-------- Recorded information --------
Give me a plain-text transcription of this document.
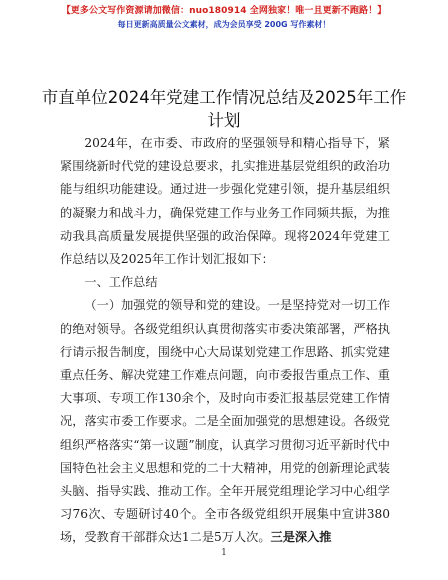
【更多公文写作资源请加微信：nuo180914 全网独家！唯一且更新不跑路！】
每日更新高质量公文素材，成为会员享受 200G 写作素材！
市直单位2024年党建工作情况总结及2025年工作计划

2024年，在市委、市政府的坚强领导和精心指导下，紧紧围绕新时代党的建设总要求，扎实推进基层党组织的政治功能与组织功能建设。通过进一步强化党建引领，提升基层组织的凝聚力和战斗力，确保党建工作与业务工作同频共振，为推动我具高质量发展提供坚强的政治保障。现将2024年党建工作总结以及2025年工作计划汇报如下：

一、工作总结

（一）加强党的领导和党的建设。一是坚持党对一切工作的绝对领导。各级党组织认真贯彻落实市委决策部署，严格执行请示报告制度，围绕中心大局谋划党建工作思路、抓实党建重点任务、解决党建工作难点问题，向市委报告重点工作、重大事项、专项工作130余个，及时向市委汇报基层党建工作情况，落实市委工作要求。二是全面加强党的思想建设。各级党组织严格落实“第一议题”制度，认真学习贯彻习近平新时代中国特色社会主义思想和党的二十大精神，用党的创新理论武装头脑、指导实践、推动工作。全年开展党组理论学习中心组学习76次、专题研讨40个。全市各级党组织开展集中宣讲380场，受教育干部群众达1二是5万人次。三是深入推

1
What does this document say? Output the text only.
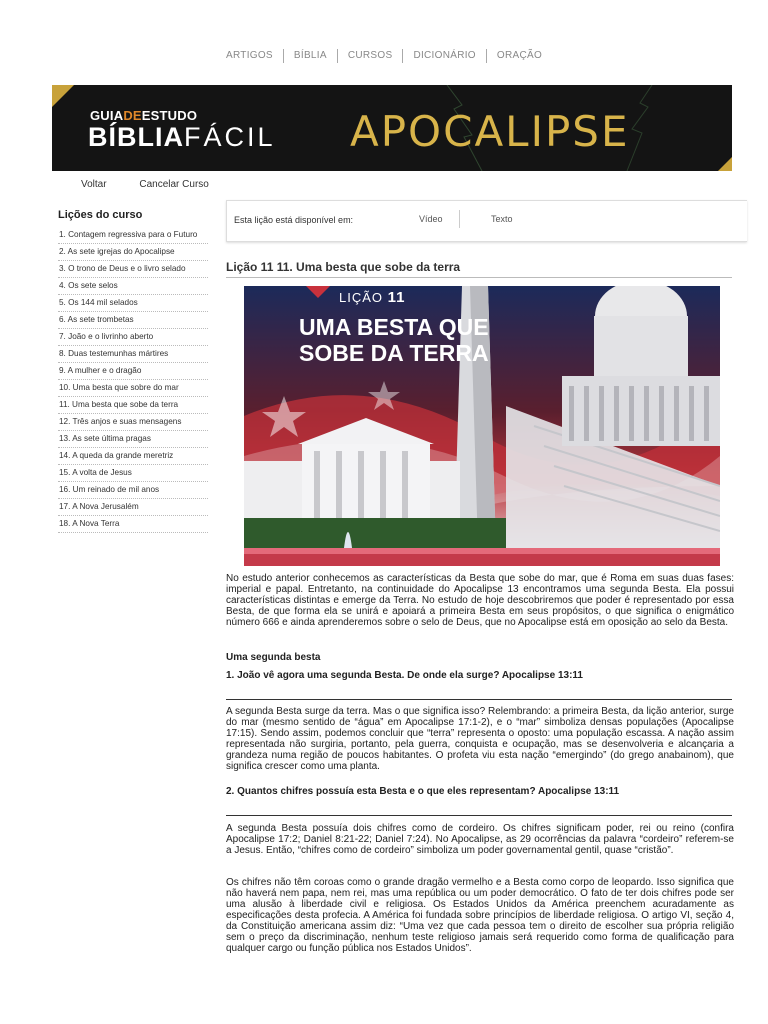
ARTIGOS	BÍBLIA	CURSOS	DICIONÁRIO	ORAÇÃO
GUIADEESTUDO
BÍBLIAFÁCIL APOCALIPSE
Voltar	Cancelar Curso
Lições do curso
1. Contagem regressiva para o Futuro
2. As sete igrejas do Apocalipse
3. O trono de Deus e o livro selado
4. Os sete selos
5. Os 144 mil selados
6. As sete trombetas
7. João e o livrinho aberto
8. Duas testemunhas mártires
9. A mulher e o dragão
10. Uma besta que sobre do mar
11. Uma besta que sobe da terra
12. Três anjos e suas mensagens
13. As sete última pragas
14. A queda da grande meretriz
15. A volta de Jesus
16. Um reinado de mil anos
17. A Nova Jerusalém
18. A Nova Terra
Esta lição está disponível em:	Vídeo	Texto
Lição 11 11. Uma besta que sobe da terra
LIÇÃO 11
UMA BESTA QUE
SOBE DA TERRA

No estudo anterior conhecemos as características da Besta que sobe do mar, que é Roma em suas duas fases: imperial e papal. Entretanto, na continuidade do Apocalipse 13 encontramos uma segunda Besta. Ela possui características distintas e emerge da Terra. No estudo de hoje descobriremos que poder é representado por essa Besta, de que forma ela se unirá e apoiará a primeira Besta em seus propósitos, o que significa o enigmático número 666 e ainda aprenderemos sobre o selo de Deus, que no Apocalipse está em oposição ao selo da Besta.

Uma segunda besta
1. João vê agora uma segunda Besta. De onde ela surge? Apocalipse 13:11

A segunda Besta surge da terra. Mas o que significa isso? Relembrando: a primeira Besta, da lição anterior, surge do mar (mesmo sentido de “água” em Apocalipse 17:1-2), e o “mar” simboliza densas populações (Apocalipse 17:15). Sendo assim, podemos concluir que “terra” representa o oposto: uma população escassa. A nação assim representada não surgiria, portanto, pela guerra, conquista e ocupação, mas se desenvolveria e alcançaria a grandeza numa região de poucos habitantes. O profeta viu esta nação “emergindo” (do grego anabainom), que significa crescer como uma planta.

2. Quantos chifres possuía esta Besta e o que eles representam? Apocalipse 13:11

A segunda Besta possuía dois chifres como de cordeiro. Os chifres significam poder, rei ou reino (confira Apocalipse 17:2; Daniel 8:21-22; Daniel 7:24). No Apocalipse, as 29 ocorrências da palavra “cordeiro” referem-se a Jesus. Então, “chifres como de cordeiro” simboliza um poder governamental gentil, quase “cristão”.

Os chifres não têm coroas como o grande dragão vermelho e a Besta como corpo de leopardo. Isso significa que não haverá nem papa, nem rei, mas uma república ou um poder democrático. O fato de ter dois chifres pode ser uma alusão à liberdade civil e religiosa. Os Estados Unidos da América preenchem acuradamente as especificações desta profecia. A América foi fundada sobre princípios de liberdade religiosa. O artigo VI, seção 4, da Constituição americana assim diz: “Uma vez que cada pessoa tem o direito de escolher sua própria religião sem o preço da discriminação, nenhum teste religioso jamais será requerido como forma de qualificação para qualquer cargo ou função pública nos Estados Unidos”.
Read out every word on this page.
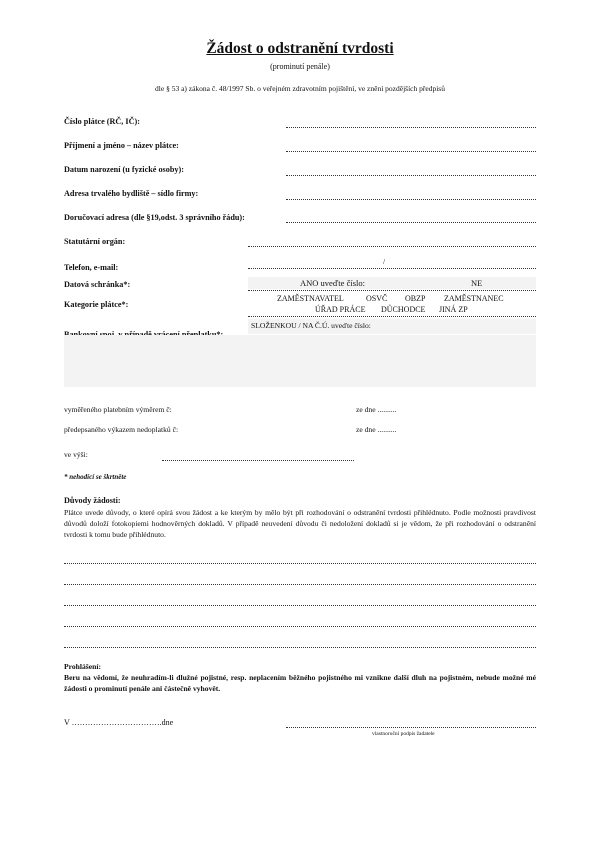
Žádost o odstranění tvrdosti
(prominutí penále)
dle § 53 a) zákona č. 48/1997 Sb. o veřejném zdravotním pojištění, ve znění pozdějších předpisů
Číslo plátce (RČ, IČ):
Příjmení a jméno – název plátce:
Datum narození (u fyzické osoby):
Adresa trvalého bydliště – sídlo firmy:
Doručovací adresa (dle §19,odst. 3 správního řádu):
Statutární orgán:
Telefon, e-mail:
/
Datová schránka*:	ANO uveďte číslo:	NE
Kategorie plátce*:
ZAMĚSTNAVATEL	OSVČ OBZP ZAMĚSTNANEC
ÚŘAD PRÁCE DŮCHODCE JINÁ ZP
SLOŽENKOU / NA Č.Ú. uveďte číslo:
vyměřeného platebním výměrem č:	ze dne ..........
předepsaného výkazem nedoplatků č:	ze dne ..........
ve výši:
* nehodící se škrtněte
Důvody žádosti:
Plátce uvede důvody, o které opírá svou žádost a ke kterým by mělo být při rozhodování o odstranění tvrdosti přihlédnuto. Podle možnosti pravdivost důvodů doloží fotokopiemi hodnověrných dokladů. V případě neuvedení důvodu či nedoložení dokladů si je vědom, že při rozhodování o odstranění tvrdosti k tomu bude přihlédnuto.
Prohlášení:
Beru na vědomí, že neuhradím-li dlužné pojistné, resp. neplacením běžného pojistného mi vznikne další dluh na pojistném, nebude možné mé žádosti o prominutí penále ani částečně vyhovět.
V …………………………….dne
vlastnoruční podpis žadatele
--------
▶ [Short task]
Collect every line from the records above that contains the word "Jesus".

▶ [Written response]
15. A volta de Jesus
A segunda Besta possuía dois chifres como de cordeiro. Os chifres significam poder, rei ou reino (confira Apocalipse 17:2; Daniel 8:21-22; Daniel 7:24). No Apocalipse, as 29 ocorrências da palavra “cordeiro” referem-se a Jesus. Então, “chifres como de cordeiro” simboliza um poder governamental gentil, quase “cristão”.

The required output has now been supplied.